▸ Exercise prompt: Transcribe all of the material exactly.

++++++++++

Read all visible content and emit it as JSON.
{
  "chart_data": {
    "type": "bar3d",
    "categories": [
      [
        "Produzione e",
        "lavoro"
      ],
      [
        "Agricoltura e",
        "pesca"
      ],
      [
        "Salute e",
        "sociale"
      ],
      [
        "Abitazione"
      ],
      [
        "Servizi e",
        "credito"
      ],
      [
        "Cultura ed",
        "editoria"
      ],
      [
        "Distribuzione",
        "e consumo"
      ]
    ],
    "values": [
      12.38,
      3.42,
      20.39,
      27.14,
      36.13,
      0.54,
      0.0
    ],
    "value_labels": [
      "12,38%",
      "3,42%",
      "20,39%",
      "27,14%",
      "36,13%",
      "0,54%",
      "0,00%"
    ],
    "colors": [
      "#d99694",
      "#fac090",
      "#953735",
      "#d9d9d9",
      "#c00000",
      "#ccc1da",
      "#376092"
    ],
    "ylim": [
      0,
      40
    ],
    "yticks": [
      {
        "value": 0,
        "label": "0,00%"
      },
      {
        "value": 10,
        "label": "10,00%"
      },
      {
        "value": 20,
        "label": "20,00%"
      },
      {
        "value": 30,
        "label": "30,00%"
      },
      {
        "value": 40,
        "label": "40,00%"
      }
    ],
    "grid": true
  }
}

++++++++++

▸ The output:
Read all visible content and emit it as JSON.
{
  "chart_data": {
    "type": "bar3d",
    "categories": [
      [
        "Produzione e",
        "lavoro"
      ],
      [
        "Agricoltura e",
        "pesca"
      ],
      [
        "Salute e",
        "sociale"
      ],
      [
        "Abitazione"
      ],
      [
        "Servizi e",
        "credito"
      ],
      [
        "Cultura ed",
        "editoria"
      ],
      [
        "Distribuzione",
        "e consumo"
      ]
    ],
    "values": [
      12.38,
      3.42,
      20.39,
      27.14,
      36.13,
      0.54,
      0.0
    ],
    "value_labels": [
      "12,38%",
      "3,42%",
      "20,39%",
      "27,14%",
      "36,13%",
      "0,54%",
      "0,00%"
    ],
    "colors": [
      "#d99694",
      "#fac090",
      "#953735",
      "#d9d9d9",
      "#c00000",
      "#ccc1da",
      "#376092"
    ],
    "ylim": [
      0,
      40
    ],
    "yticks": [
      {
        "value": 0,
        "label": "0,00%"
      },
      {
        "value": 10,
        "label": "10,00%"
      },
      {
        "value": 20,
        "label": "20,00%"
      },
      {
        "value": 30,
        "label": "30,00%"
      },
      {
        "value": 40,
        "label": "40,00%"
      }
    ],
    "grid": true
  }
}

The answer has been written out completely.